Goal: Write out the data below exactly as given, without any of its pictures.

The input:
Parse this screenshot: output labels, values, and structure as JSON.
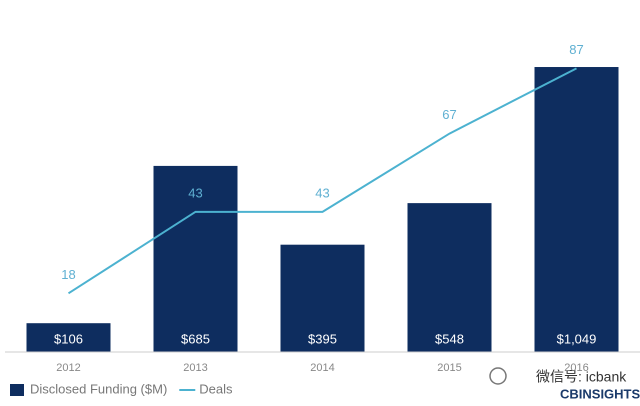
{
  "chart_data": {
    "type": "bar",
    "categories": [
      "2012",
      "2013",
      "2014",
      "2015",
      "2016"
    ],
    "series": [
      {
        "name": "Disclosed Funding ($M)",
        "type": "bar",
        "color": "#0e2d5f",
        "values": [
          106,
          685,
          395,
          548,
          1049
        ],
        "value_labels": [
          "$106",
          "$685",
          "$395",
          "$548",
          "$1,049"
        ]
      },
      {
        "name": "Deals",
        "type": "line",
        "axis": "y2",
        "color": "#4cb2d0",
        "values": [
          18,
          43,
          43,
          67,
          87
        ]
      }
    ],
    "ylim": [
      0,
      1200
    ],
    "y2lim": [
      0,
      100
    ],
    "grid": false,
    "legend": "bottom-left"
  },
  "watermark": {
    "wechat": "微信号: icbank",
    "logo": "CBINSIGHTS"
  }
}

Finished exercise:
Parse this screenshot: output labels, values, and structure as JSON.
{
  "chart_data": {
    "type": "bar",
    "categories": [
      "2012",
      "2013",
      "2014",
      "2015",
      "2016"
    ],
    "series": [
      {
        "name": "Disclosed Funding ($M)",
        "type": "bar",
        "color": "#0e2d5f",
        "values": [
          106,
          685,
          395,
          548,
          1049
        ],
        "value_labels": [
          "$106",
          "$685",
          "$395",
          "$548",
          "$1,049"
        ]
      },
      {
        "name": "Deals",
        "type": "line",
        "axis": "y2",
        "color": "#4cb2d0",
        "values": [
          18,
          43,
          43,
          67,
          87
        ]
      }
    ],
    "ylim": [
      0,
      1200
    ],
    "y2lim": [
      0,
      100
    ],
    "grid": false,
    "legend": "bottom-left"
  },
  "watermark": {
    "wechat": "微信号: icbank",
    "logo": "CBINSIGHTS"
  }
}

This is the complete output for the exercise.